(Stored items)
▼
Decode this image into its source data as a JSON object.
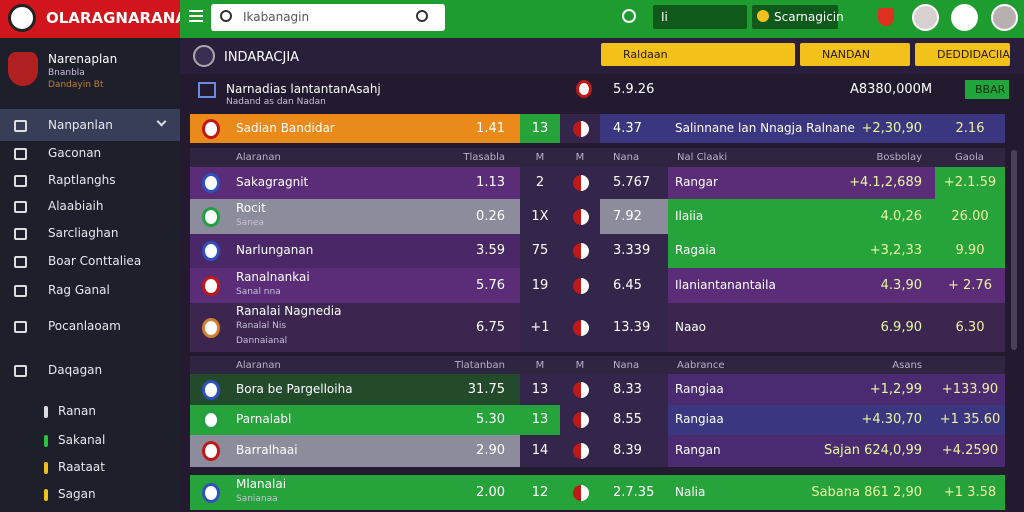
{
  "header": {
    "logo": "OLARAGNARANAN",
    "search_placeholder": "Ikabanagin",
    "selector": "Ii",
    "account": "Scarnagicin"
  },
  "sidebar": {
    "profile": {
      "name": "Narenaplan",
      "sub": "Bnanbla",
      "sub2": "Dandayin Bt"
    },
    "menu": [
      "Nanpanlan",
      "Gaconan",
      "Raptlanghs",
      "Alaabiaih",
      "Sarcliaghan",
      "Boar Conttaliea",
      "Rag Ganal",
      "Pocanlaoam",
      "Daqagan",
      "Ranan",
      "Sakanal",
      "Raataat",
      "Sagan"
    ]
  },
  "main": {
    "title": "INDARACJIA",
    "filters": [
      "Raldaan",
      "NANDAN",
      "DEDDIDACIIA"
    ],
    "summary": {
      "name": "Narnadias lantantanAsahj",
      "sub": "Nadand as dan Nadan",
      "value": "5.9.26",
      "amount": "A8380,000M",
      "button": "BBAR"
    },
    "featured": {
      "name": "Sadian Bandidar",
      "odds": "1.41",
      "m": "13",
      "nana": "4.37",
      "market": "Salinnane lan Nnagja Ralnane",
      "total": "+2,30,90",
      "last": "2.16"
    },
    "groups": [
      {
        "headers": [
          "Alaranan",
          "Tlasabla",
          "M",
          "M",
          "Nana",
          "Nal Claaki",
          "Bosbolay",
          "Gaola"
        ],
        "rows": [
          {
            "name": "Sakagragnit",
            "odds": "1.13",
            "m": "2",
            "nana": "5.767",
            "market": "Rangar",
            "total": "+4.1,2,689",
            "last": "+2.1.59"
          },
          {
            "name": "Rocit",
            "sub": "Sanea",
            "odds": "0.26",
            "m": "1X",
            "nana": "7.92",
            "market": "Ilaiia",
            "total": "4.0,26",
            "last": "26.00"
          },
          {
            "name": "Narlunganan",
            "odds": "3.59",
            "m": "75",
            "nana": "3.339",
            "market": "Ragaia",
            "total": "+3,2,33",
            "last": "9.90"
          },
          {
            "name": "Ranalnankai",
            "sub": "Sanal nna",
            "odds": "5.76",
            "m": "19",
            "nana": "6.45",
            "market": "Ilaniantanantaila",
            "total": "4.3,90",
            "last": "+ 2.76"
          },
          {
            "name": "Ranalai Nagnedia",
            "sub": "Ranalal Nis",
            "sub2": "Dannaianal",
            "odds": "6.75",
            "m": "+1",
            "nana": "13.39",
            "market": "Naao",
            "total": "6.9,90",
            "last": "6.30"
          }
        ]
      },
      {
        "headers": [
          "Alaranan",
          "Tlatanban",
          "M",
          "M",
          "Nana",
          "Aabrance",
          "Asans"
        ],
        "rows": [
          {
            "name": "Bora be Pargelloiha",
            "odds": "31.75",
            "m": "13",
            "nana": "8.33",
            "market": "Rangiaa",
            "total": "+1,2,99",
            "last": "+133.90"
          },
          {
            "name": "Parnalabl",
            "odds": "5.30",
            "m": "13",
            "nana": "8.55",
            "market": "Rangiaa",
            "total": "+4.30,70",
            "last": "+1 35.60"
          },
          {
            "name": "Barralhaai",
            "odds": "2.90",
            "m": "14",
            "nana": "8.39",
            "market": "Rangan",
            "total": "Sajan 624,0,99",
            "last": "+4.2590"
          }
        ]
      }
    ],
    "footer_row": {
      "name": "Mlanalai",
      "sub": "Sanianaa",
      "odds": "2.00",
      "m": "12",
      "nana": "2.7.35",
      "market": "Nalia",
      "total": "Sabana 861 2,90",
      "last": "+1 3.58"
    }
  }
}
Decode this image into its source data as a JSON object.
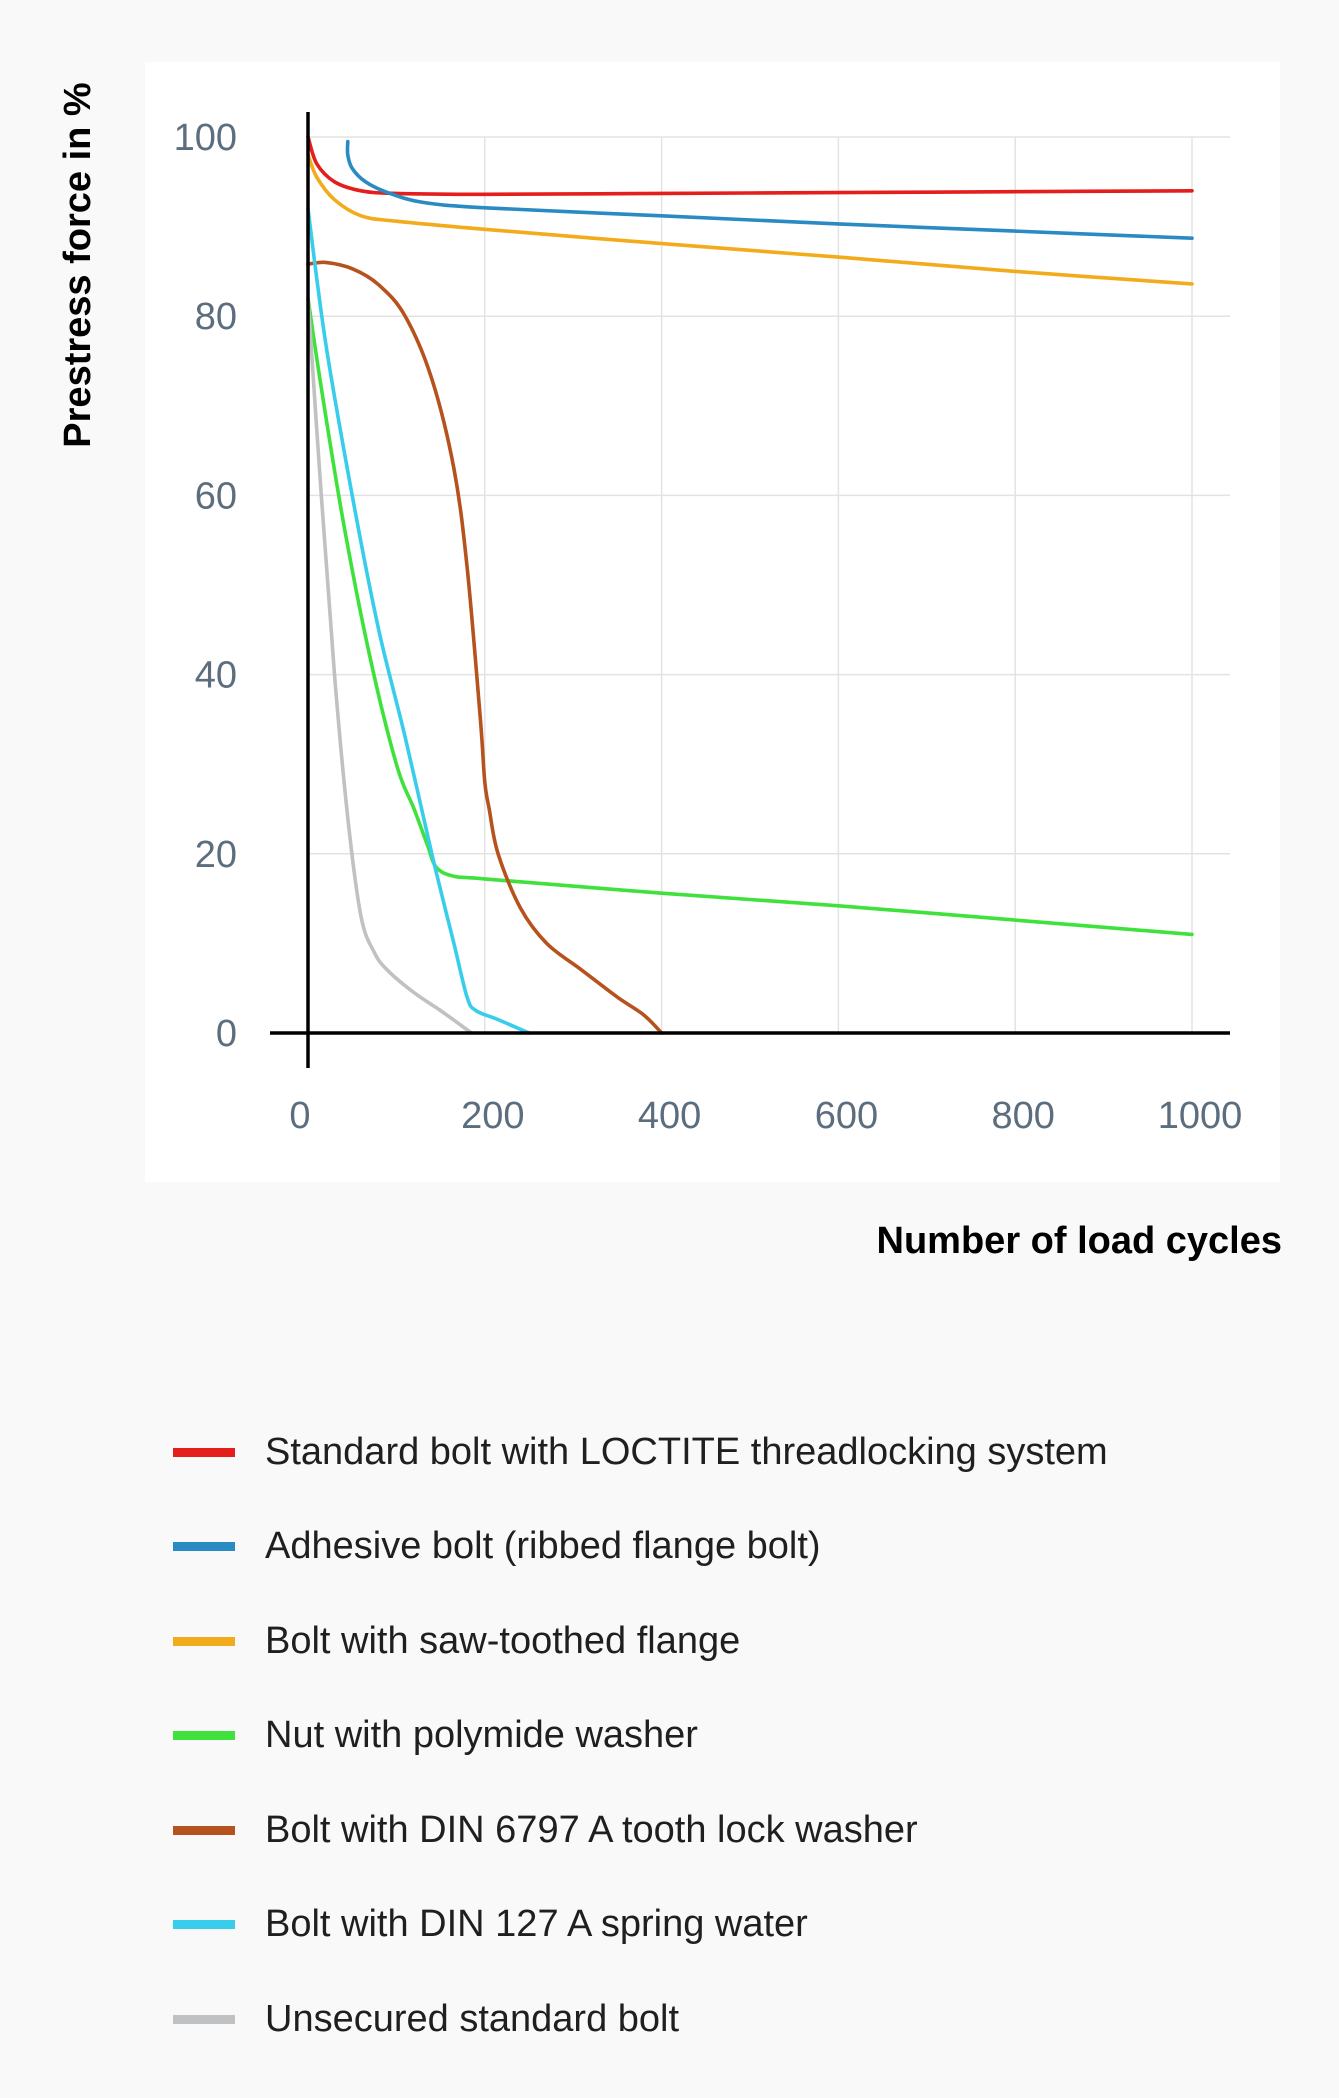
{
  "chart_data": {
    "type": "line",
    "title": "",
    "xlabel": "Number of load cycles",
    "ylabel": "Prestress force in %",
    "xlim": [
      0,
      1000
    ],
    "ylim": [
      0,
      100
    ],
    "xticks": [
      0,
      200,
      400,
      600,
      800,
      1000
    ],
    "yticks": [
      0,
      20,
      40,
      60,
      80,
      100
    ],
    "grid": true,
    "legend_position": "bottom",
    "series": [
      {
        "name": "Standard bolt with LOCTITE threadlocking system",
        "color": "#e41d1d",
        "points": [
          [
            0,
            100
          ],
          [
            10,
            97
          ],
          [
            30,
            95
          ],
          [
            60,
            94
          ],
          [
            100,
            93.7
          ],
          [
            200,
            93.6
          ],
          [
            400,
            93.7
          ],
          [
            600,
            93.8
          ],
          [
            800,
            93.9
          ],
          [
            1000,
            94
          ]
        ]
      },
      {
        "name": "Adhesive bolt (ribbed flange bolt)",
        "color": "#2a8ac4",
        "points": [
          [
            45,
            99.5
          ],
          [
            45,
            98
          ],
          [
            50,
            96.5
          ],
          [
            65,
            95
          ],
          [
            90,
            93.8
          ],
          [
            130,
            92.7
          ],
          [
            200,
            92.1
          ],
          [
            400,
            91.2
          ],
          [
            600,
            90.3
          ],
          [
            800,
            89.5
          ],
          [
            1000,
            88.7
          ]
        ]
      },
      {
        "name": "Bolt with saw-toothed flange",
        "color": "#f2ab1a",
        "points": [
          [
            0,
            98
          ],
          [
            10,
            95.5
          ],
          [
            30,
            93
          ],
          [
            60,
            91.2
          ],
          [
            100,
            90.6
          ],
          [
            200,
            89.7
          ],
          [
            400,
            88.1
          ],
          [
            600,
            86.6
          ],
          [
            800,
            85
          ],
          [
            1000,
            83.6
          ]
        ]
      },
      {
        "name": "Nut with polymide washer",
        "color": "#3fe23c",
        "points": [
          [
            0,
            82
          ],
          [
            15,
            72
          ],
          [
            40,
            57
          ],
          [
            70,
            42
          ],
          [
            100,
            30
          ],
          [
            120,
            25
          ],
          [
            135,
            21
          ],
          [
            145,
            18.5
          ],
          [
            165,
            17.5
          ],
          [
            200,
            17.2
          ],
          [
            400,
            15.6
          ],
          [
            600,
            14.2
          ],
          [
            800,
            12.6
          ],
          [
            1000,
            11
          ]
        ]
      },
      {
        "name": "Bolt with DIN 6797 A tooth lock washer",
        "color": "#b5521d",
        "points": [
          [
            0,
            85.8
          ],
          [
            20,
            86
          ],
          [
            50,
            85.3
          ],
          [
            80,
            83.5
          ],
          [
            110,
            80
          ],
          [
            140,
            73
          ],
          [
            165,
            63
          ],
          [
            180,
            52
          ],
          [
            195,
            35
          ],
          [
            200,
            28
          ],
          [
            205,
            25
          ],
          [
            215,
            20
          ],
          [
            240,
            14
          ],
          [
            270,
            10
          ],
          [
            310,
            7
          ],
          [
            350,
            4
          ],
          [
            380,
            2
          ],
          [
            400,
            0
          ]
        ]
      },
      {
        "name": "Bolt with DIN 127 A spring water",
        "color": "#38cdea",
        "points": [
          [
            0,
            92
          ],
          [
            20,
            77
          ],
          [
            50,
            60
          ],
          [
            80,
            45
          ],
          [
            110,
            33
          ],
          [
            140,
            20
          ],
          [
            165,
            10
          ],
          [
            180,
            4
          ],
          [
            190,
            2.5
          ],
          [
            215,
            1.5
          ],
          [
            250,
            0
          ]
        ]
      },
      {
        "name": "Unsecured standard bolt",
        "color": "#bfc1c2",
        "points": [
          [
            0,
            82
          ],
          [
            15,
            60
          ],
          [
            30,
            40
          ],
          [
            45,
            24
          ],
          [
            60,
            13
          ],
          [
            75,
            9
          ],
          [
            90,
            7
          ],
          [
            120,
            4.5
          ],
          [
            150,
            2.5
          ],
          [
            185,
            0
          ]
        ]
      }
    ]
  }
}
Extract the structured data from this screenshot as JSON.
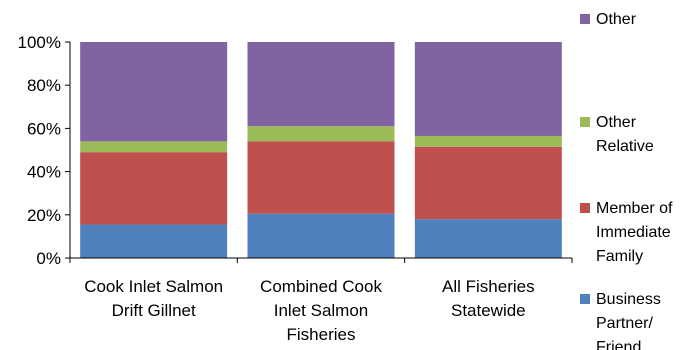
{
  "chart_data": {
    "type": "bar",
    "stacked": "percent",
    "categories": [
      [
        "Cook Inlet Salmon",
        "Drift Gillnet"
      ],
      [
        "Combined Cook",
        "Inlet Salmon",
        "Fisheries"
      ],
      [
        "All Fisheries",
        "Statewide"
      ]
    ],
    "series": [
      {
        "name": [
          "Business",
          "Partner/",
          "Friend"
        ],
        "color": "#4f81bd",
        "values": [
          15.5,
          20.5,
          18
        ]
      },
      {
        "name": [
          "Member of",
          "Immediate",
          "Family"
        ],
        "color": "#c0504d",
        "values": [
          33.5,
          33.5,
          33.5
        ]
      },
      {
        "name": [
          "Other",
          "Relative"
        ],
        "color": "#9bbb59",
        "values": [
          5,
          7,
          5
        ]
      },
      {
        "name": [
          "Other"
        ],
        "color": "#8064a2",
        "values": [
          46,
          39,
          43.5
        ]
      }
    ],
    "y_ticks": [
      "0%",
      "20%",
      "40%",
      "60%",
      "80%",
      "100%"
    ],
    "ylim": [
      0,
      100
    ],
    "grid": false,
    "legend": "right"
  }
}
▲
# [WHAT THE TASK REQUIRES]
Return, unchanged, the lines from the one containing "Extract the structured" down to the end of the entries above, inclusive. Images are left out.

# [WORKED SOLUTION]
Extract the structured data from this screenshot as JSON.
{
  "chart_data": {
    "type": "bar",
    "stacked": "percent",
    "categories": [
      [
        "Cook Inlet Salmon",
        "Drift Gillnet"
      ],
      [
        "Combined Cook",
        "Inlet Salmon",
        "Fisheries"
      ],
      [
        "All Fisheries",
        "Statewide"
      ]
    ],
    "series": [
      {
        "name": [
          "Business",
          "Partner/",
          "Friend"
        ],
        "color": "#4f81bd",
        "values": [
          15.5,
          20.5,
          18
        ]
      },
      {
        "name": [
          "Member of",
          "Immediate",
          "Family"
        ],
        "color": "#c0504d",
        "values": [
          33.5,
          33.5,
          33.5
        ]
      },
      {
        "name": [
          "Other",
          "Relative"
        ],
        "color": "#9bbb59",
        "values": [
          5,
          7,
          5
        ]
      },
      {
        "name": [
          "Other"
        ],
        "color": "#8064a2",
        "values": [
          46,
          39,
          43.5
        ]
      }
    ],
    "y_ticks": [
      "0%",
      "20%",
      "40%",
      "60%",
      "80%",
      "100%"
    ],
    "ylim": [
      0,
      100
    ],
    "grid": false,
    "legend": "right"
  }
}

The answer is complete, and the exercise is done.